### WRITTEN TASK
Copy every line that holds "System".

### STORED RECORDS

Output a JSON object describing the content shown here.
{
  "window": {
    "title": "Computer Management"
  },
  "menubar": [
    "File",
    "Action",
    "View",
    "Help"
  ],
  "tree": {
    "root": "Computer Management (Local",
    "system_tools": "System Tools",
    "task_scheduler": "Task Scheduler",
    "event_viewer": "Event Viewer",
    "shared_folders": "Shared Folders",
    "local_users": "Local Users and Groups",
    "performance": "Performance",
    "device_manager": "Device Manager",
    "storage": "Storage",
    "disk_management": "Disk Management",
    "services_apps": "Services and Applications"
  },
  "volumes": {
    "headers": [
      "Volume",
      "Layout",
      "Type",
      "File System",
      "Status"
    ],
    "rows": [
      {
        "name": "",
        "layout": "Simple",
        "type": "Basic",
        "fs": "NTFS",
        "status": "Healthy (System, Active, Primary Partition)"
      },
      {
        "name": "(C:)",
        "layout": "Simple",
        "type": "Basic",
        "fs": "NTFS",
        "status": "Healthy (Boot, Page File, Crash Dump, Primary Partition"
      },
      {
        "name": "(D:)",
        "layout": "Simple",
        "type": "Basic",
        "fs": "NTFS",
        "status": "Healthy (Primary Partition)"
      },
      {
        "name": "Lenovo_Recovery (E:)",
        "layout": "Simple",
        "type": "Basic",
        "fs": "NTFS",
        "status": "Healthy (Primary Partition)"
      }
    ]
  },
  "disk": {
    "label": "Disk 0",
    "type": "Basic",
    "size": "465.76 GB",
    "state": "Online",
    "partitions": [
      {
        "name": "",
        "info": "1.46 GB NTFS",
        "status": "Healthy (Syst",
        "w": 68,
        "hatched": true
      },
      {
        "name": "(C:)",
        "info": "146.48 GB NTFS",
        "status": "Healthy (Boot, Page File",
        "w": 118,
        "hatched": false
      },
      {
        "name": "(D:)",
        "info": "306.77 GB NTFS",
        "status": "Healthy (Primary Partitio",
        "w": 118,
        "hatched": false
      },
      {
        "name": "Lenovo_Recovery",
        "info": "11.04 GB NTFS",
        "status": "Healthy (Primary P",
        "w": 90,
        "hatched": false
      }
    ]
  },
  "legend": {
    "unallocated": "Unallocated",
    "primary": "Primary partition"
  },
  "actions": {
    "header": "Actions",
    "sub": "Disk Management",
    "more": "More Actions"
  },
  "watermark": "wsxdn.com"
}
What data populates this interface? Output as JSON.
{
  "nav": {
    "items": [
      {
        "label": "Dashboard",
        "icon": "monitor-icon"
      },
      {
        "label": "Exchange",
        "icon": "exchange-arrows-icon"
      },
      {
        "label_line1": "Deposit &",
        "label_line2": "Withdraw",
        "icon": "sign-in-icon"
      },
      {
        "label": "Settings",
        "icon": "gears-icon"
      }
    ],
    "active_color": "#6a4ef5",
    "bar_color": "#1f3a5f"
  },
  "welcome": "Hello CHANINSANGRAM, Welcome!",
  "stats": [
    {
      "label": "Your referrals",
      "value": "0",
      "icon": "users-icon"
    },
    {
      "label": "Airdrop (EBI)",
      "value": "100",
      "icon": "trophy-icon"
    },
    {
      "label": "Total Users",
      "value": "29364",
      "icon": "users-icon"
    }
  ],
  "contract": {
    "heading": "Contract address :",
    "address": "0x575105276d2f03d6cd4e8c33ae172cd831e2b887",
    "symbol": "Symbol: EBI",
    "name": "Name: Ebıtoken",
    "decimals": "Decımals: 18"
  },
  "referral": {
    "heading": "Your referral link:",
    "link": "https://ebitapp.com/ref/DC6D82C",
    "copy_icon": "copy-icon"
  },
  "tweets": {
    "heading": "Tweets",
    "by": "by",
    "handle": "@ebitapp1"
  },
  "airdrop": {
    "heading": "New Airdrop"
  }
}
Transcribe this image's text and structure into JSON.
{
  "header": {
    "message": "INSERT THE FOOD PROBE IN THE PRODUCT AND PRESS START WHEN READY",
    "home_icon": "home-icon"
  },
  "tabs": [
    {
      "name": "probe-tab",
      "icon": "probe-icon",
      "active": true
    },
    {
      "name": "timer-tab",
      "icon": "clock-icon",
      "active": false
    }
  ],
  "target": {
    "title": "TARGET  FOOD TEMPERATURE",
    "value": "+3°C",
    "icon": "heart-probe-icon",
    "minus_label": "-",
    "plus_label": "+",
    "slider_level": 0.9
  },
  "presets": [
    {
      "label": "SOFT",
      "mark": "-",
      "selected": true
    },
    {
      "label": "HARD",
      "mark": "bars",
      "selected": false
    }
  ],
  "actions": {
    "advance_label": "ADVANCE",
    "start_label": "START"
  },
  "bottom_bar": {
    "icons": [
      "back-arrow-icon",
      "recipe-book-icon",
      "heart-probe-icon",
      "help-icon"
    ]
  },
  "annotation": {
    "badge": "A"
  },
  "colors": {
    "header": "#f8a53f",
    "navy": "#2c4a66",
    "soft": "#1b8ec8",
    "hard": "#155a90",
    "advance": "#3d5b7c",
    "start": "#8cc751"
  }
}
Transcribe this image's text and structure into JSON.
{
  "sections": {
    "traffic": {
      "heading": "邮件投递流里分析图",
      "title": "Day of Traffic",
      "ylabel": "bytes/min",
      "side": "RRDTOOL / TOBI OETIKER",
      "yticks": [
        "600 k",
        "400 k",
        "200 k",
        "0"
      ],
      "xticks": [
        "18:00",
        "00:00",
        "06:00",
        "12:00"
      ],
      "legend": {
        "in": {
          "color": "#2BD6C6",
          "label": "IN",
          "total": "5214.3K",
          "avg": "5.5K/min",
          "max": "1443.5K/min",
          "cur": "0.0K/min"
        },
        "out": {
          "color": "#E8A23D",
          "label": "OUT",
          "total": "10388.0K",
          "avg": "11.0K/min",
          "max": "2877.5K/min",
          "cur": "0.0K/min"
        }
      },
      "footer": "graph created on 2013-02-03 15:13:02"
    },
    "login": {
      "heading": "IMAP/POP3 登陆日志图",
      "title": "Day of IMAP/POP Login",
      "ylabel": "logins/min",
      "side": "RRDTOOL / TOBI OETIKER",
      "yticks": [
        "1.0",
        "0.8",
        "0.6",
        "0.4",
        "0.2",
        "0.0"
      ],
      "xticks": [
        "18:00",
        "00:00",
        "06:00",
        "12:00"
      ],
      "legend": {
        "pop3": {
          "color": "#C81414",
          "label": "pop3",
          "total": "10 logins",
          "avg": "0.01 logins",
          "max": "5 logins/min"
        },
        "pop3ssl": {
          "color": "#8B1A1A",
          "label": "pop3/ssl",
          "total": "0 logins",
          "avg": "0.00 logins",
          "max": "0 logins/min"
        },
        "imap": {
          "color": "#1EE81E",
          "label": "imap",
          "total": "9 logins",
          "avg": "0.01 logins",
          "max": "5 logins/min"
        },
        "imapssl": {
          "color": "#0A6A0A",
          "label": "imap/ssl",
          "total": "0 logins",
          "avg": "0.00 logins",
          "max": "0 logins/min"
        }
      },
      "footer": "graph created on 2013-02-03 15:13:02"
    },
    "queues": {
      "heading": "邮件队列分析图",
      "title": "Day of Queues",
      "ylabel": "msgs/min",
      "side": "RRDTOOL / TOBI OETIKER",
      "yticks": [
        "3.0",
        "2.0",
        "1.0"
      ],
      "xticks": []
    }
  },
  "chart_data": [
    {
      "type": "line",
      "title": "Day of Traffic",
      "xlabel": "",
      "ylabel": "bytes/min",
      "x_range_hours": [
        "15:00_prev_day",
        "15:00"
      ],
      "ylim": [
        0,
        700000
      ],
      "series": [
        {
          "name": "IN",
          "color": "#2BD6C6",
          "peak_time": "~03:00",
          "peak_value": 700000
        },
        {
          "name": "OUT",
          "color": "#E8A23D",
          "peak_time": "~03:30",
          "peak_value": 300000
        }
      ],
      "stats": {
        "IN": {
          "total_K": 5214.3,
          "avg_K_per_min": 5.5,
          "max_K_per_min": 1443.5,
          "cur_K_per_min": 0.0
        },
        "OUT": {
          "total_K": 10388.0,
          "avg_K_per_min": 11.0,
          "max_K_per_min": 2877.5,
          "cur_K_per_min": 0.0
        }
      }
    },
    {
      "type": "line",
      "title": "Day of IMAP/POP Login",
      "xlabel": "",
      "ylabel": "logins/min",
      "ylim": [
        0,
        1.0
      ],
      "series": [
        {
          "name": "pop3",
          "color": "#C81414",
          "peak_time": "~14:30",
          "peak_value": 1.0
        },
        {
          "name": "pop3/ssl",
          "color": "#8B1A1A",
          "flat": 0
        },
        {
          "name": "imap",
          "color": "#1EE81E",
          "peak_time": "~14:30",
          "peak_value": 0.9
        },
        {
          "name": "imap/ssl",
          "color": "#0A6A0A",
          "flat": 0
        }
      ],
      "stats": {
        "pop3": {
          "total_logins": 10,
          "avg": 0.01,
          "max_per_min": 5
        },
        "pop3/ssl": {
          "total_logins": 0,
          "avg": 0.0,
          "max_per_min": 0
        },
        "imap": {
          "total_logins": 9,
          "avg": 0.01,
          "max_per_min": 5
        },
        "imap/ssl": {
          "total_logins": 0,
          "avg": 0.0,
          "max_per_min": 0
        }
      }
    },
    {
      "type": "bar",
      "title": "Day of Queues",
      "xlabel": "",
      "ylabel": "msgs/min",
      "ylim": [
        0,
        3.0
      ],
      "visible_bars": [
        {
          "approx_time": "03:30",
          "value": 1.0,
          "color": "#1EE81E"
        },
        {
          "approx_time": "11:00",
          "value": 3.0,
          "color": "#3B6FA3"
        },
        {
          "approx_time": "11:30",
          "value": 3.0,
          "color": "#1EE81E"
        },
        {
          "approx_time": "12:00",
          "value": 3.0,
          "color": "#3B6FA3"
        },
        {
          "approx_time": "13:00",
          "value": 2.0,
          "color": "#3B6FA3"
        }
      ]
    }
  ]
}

### EXERCISE RESPONSE
    "system_tools": "System Tools",
      "File System",
        "status": "Healthy (System, Active, Primary Partition)"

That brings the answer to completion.